# What you are asked to do
Give the entries again exactly, every one of them.

# Input for this task
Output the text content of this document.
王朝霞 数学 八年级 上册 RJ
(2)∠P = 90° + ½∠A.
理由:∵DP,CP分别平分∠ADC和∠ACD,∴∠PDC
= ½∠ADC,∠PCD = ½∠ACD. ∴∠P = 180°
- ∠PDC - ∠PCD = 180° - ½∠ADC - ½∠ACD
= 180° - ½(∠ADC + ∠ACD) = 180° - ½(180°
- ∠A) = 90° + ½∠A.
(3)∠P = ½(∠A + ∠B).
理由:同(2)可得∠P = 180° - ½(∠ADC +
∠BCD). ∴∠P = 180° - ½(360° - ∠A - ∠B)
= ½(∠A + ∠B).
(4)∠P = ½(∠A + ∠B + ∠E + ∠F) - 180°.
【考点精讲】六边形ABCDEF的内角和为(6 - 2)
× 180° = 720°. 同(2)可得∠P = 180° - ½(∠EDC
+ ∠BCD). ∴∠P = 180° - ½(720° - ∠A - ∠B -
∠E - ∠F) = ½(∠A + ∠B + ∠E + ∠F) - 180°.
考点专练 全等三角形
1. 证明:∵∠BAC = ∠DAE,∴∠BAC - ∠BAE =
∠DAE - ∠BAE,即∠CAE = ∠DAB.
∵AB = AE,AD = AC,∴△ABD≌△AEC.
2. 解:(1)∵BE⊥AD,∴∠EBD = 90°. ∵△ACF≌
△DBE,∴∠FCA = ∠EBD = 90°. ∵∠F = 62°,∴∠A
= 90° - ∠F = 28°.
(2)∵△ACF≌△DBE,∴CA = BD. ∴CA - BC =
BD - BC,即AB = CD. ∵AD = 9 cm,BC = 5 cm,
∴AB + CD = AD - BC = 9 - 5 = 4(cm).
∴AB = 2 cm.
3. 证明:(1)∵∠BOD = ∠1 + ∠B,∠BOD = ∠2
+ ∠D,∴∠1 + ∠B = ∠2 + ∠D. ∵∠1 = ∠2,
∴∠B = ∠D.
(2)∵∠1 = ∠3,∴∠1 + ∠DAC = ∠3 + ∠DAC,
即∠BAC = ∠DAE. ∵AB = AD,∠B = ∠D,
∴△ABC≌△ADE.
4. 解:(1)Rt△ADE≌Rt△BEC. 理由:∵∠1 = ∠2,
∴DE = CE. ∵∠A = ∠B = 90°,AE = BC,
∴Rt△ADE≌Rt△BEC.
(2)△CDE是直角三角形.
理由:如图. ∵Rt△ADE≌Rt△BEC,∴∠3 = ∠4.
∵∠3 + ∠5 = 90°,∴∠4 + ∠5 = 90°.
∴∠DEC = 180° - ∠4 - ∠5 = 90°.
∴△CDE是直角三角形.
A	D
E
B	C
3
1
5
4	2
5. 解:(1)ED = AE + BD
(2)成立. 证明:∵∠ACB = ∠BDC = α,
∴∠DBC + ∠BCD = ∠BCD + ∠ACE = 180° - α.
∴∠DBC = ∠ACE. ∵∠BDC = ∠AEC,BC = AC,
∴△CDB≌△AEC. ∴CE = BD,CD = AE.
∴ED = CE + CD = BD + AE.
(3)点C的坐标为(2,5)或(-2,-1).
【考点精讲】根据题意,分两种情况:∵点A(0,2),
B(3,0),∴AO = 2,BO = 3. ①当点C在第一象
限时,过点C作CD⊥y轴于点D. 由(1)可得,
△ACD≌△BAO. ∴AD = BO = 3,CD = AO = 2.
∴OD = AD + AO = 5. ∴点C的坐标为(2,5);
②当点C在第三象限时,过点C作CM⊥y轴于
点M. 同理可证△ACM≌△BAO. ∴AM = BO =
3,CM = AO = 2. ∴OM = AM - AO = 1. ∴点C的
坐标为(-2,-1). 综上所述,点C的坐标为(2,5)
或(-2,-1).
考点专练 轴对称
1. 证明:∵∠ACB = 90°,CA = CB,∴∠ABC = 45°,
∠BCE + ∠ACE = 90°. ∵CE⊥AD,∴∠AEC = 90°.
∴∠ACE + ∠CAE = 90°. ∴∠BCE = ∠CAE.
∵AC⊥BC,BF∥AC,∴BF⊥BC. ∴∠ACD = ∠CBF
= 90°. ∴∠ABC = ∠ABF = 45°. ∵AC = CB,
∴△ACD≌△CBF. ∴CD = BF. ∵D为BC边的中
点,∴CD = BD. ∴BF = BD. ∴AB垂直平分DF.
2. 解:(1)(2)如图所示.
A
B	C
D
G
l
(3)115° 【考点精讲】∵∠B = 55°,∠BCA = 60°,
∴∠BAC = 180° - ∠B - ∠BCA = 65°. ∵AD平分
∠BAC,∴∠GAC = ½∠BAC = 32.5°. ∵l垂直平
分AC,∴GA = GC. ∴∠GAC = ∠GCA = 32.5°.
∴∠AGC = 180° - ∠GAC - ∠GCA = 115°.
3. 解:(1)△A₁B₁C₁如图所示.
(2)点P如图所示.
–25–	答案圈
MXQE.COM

# Response to the task
Output the text content of this document.
王朝霞 数学 八年级 上册 RJ
(2)∠P = 90° + ½∠A.
理由:∵DP,CP分别平分∠ADC和∠ACD,∴∠PDC
= ½∠ADC,∠PCD = ½∠ACD. ∴∠P = 180°
- ∠PDC - ∠PCD = 180° - ½∠ADC - ½∠ACD
= 180° - ½(∠ADC + ∠ACD) = 180° - ½(180°
- ∠A) = 90° + ½∠A.
(3)∠P = ½(∠A + ∠B).
理由:同(2)可得∠P = 180° - ½(∠ADC +
∠BCD). ∴∠P = 180° - ½(360° - ∠A - ∠B)
= ½(∠A + ∠B).
(4)∠P = ½(∠A + ∠B + ∠E + ∠F) - 180°.
【考点精讲】六边形ABCDEF的内角和为(6 - 2)
× 180° = 720°. 同(2)可得∠P = 180° - ½(∠EDC
+ ∠BCD). ∴∠P = 180° - ½(720° - ∠A - ∠B -
∠E - ∠F) = ½(∠A + ∠B + ∠E + ∠F) - 180°.
考点专练 全等三角形
1. 证明:∵∠BAC = ∠DAE,∴∠BAC - ∠BAE =
∠DAE - ∠BAE,即∠CAE = ∠DAB.
∵AB = AE,AD = AC,∴△ABD≌△AEC.
2. 解:(1)∵BE⊥AD,∴∠EBD = 90°. ∵△ACF≌
△DBE,∴∠FCA = ∠EBD = 90°. ∵∠F = 62°,∴∠A
= 90° - ∠F = 28°.
(2)∵△ACF≌△DBE,∴CA = BD. ∴CA - BC =
BD - BC,即AB = CD. ∵AD = 9 cm,BC = 5 cm,
∴AB + CD = AD - BC = 9 - 5 = 4(cm).
∴AB = 2 cm.
3. 证明:(1)∵∠BOD = ∠1 + ∠B,∠BOD = ∠2
+ ∠D,∴∠1 + ∠B = ∠2 + ∠D. ∵∠1 = ∠2,
∴∠B = ∠D.
(2)∵∠1 = ∠3,∴∠1 + ∠DAC = ∠3 + ∠DAC,
即∠BAC = ∠DAE. ∵AB = AD,∠B = ∠D,
∴△ABC≌△ADE.
4. 解:(1)Rt△ADE≌Rt△BEC. 理由:∵∠1 = ∠2,
∴DE = CE. ∵∠A = ∠B = 90°,AE = BC,
∴Rt△ADE≌Rt△BEC.
(2)△CDE是直角三角形.
理由:如图. ∵Rt△ADE≌Rt△BEC,∴∠3 = ∠4.
∵∠3 + ∠5 = 90°,∴∠4 + ∠5 = 90°.
∴∠DEC = 180° - ∠4 - ∠5 = 90°.
∴△CDE是直角三角形.
A	D
E
B	C
3
1
5
4	2
5. 解:(1)ED = AE + BD
(2)成立. 证明:∵∠ACB = ∠BDC = α,
∴∠DBC + ∠BCD = ∠BCD + ∠ACE = 180° - α.
∴∠DBC = ∠ACE. ∵∠BDC = ∠AEC,BC = AC,
∴△CDB≌△AEC. ∴CE = BD,CD = AE.
∴ED = CE + CD = BD + AE.
(3)点C的坐标为(2,5)或(-2,-1).
【考点精讲】根据题意,分两种情况:∵点A(0,2),
B(3,0),∴AO = 2,BO = 3. ①当点C在第一象
限时,过点C作CD⊥y轴于点D. 由(1)可得,
△ACD≌△BAO. ∴AD = BO = 3,CD = AO = 2.
∴OD = AD + AO = 5. ∴点C的坐标为(2,5);
②当点C在第三象限时,过点C作CM⊥y轴于
点M. 同理可证△ACM≌△BAO. ∴AM = BO =
3,CM = AO = 2. ∴OM = AM - AO = 1. ∴点C的
坐标为(-2,-1). 综上所述,点C的坐标为(2,5)
或(-2,-1).
考点专练 轴对称
1. 证明:∵∠ACB = 90°,CA = CB,∴∠ABC = 45°,
∠BCE + ∠ACE = 90°. ∵CE⊥AD,∴∠AEC = 90°.
∴∠ACE + ∠CAE = 90°. ∴∠BCE = ∠CAE.
∵AC⊥BC,BF∥AC,∴BF⊥BC. ∴∠ACD = ∠CBF
= 90°. ∴∠ABC = ∠ABF = 45°. ∵AC = CB,
∴△ACD≌△CBF. ∴CD = BF. ∵D为BC边的中
点,∴CD = BD. ∴BF = BD. ∴AB垂直平分DF.
2. 解:(1)(2)如图所示.
A
B	C
D
G
l
(3)115° 【考点精讲】∵∠B = 55°,∠BCA = 60°,
∴∠BAC = 180° - ∠B - ∠BCA = 65°. ∵AD平分
∠BAC,∴∠GAC = ½∠BAC = 32.5°. ∵l垂直平
分AC,∴GA = GC. ∴∠GAC = ∠GCA = 32.5°.
∴∠AGC = 180° - ∠GAC - ∠GCA = 115°.
3. 解:(1)△A₁B₁C₁如图所示.
(2)点P如图所示.
–25–	答案圈
MXQE.COM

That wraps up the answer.